Exercise brief:
Identify each line below that contains the word "color", and copy it out.
** begin Extracted data **
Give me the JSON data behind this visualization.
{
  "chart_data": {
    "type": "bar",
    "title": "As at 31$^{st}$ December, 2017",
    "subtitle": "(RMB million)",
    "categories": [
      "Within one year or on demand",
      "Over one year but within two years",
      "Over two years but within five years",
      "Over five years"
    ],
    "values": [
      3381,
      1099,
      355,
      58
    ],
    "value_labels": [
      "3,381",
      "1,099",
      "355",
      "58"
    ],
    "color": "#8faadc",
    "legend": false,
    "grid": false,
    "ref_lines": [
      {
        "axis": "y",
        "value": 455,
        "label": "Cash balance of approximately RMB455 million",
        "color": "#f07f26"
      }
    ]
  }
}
** end Extracted data **
** begin Extracted data **
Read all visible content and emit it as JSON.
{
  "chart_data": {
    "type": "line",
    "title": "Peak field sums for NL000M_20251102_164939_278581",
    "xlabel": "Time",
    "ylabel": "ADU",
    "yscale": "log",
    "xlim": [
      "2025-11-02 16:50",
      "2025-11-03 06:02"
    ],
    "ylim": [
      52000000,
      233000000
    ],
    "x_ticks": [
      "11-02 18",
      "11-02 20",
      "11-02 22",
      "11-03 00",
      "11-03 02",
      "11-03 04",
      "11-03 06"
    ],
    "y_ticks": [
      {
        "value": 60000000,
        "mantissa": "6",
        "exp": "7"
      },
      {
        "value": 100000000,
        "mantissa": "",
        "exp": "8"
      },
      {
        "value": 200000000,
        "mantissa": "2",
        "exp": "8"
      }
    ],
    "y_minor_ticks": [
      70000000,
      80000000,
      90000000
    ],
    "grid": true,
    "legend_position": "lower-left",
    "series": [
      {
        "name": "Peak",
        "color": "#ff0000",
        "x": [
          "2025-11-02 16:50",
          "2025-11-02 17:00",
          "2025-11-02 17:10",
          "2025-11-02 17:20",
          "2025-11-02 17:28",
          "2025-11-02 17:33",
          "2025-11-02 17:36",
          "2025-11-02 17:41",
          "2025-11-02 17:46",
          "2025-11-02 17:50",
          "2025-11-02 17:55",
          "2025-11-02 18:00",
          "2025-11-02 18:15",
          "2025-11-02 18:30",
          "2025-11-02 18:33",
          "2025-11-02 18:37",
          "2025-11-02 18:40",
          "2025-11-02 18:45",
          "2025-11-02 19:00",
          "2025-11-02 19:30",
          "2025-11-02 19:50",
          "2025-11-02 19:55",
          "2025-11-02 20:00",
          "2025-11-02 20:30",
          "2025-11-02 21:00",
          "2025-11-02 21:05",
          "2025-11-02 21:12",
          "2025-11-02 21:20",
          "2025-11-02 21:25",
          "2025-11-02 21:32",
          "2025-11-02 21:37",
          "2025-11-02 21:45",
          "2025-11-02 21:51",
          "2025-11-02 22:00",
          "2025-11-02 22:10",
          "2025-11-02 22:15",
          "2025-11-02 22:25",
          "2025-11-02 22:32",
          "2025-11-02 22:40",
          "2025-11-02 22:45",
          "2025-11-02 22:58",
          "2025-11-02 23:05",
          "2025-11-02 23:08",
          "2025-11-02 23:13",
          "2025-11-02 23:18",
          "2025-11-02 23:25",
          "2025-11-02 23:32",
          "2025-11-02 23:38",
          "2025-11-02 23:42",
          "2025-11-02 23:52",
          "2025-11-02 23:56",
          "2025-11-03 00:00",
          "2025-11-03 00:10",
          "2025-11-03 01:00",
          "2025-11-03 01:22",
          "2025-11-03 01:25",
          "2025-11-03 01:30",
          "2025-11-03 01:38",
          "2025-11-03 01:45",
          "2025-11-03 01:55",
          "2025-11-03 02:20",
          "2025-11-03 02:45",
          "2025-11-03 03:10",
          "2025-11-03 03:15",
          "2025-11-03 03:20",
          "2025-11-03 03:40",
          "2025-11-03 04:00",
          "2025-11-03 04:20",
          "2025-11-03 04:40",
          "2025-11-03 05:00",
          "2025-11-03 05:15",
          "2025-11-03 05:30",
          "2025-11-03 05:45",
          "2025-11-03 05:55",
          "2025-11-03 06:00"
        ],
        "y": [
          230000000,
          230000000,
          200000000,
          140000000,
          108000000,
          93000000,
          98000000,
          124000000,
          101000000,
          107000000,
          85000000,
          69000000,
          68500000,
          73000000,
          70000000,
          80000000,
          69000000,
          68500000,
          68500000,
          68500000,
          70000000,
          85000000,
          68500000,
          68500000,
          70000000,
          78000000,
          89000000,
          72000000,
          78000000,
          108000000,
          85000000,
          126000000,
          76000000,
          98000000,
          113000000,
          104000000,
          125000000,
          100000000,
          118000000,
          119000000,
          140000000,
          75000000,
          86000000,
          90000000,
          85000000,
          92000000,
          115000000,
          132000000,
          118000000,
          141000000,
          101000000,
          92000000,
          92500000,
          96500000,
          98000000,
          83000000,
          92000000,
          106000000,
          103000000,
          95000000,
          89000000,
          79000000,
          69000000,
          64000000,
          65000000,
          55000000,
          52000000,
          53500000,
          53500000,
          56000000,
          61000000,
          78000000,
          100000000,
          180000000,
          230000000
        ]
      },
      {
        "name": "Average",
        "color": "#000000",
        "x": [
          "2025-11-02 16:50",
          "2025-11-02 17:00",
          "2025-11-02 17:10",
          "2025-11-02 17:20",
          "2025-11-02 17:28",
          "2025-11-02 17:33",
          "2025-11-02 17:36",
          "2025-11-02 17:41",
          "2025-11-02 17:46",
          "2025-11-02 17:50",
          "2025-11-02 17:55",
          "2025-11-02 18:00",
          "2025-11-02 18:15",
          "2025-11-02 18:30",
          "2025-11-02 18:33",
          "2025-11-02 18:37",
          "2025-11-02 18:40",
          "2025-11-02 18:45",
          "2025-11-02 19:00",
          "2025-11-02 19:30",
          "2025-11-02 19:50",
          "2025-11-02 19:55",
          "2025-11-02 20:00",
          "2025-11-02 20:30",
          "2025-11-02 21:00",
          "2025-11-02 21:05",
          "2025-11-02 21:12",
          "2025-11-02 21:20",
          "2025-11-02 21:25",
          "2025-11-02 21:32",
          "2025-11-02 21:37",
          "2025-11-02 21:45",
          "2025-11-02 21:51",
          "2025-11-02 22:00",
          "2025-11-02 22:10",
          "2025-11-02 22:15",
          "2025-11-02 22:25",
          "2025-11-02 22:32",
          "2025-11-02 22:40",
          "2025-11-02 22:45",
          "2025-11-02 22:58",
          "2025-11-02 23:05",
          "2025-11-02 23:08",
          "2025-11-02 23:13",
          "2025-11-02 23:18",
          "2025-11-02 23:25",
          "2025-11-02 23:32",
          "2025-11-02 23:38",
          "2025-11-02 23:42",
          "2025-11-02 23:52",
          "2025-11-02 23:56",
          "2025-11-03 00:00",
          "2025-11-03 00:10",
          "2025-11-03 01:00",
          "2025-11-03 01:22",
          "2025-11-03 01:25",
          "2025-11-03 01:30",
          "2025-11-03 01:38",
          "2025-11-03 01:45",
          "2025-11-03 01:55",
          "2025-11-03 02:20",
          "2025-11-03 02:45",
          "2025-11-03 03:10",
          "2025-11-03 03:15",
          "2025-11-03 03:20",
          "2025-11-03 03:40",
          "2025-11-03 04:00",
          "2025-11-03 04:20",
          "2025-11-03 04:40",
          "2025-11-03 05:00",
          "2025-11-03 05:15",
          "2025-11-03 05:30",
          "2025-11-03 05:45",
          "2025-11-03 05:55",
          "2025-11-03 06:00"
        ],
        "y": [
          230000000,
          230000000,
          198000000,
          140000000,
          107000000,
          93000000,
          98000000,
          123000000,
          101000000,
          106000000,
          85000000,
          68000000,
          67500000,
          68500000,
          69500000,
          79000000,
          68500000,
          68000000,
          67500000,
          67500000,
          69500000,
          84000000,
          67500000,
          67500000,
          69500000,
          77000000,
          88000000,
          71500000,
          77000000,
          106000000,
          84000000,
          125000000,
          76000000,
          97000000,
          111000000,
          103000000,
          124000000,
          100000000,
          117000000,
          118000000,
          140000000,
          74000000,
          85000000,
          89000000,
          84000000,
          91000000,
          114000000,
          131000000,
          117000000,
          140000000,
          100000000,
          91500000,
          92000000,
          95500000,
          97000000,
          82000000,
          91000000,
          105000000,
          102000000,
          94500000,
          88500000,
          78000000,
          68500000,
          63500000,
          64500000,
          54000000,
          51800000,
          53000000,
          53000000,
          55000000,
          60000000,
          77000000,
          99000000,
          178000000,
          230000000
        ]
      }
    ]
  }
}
** end Extracted data **
Written reply:
    "color": "#8faadc",
        "color": "#f07f26"
        "color": "#ff0000",
        "color": "#000000",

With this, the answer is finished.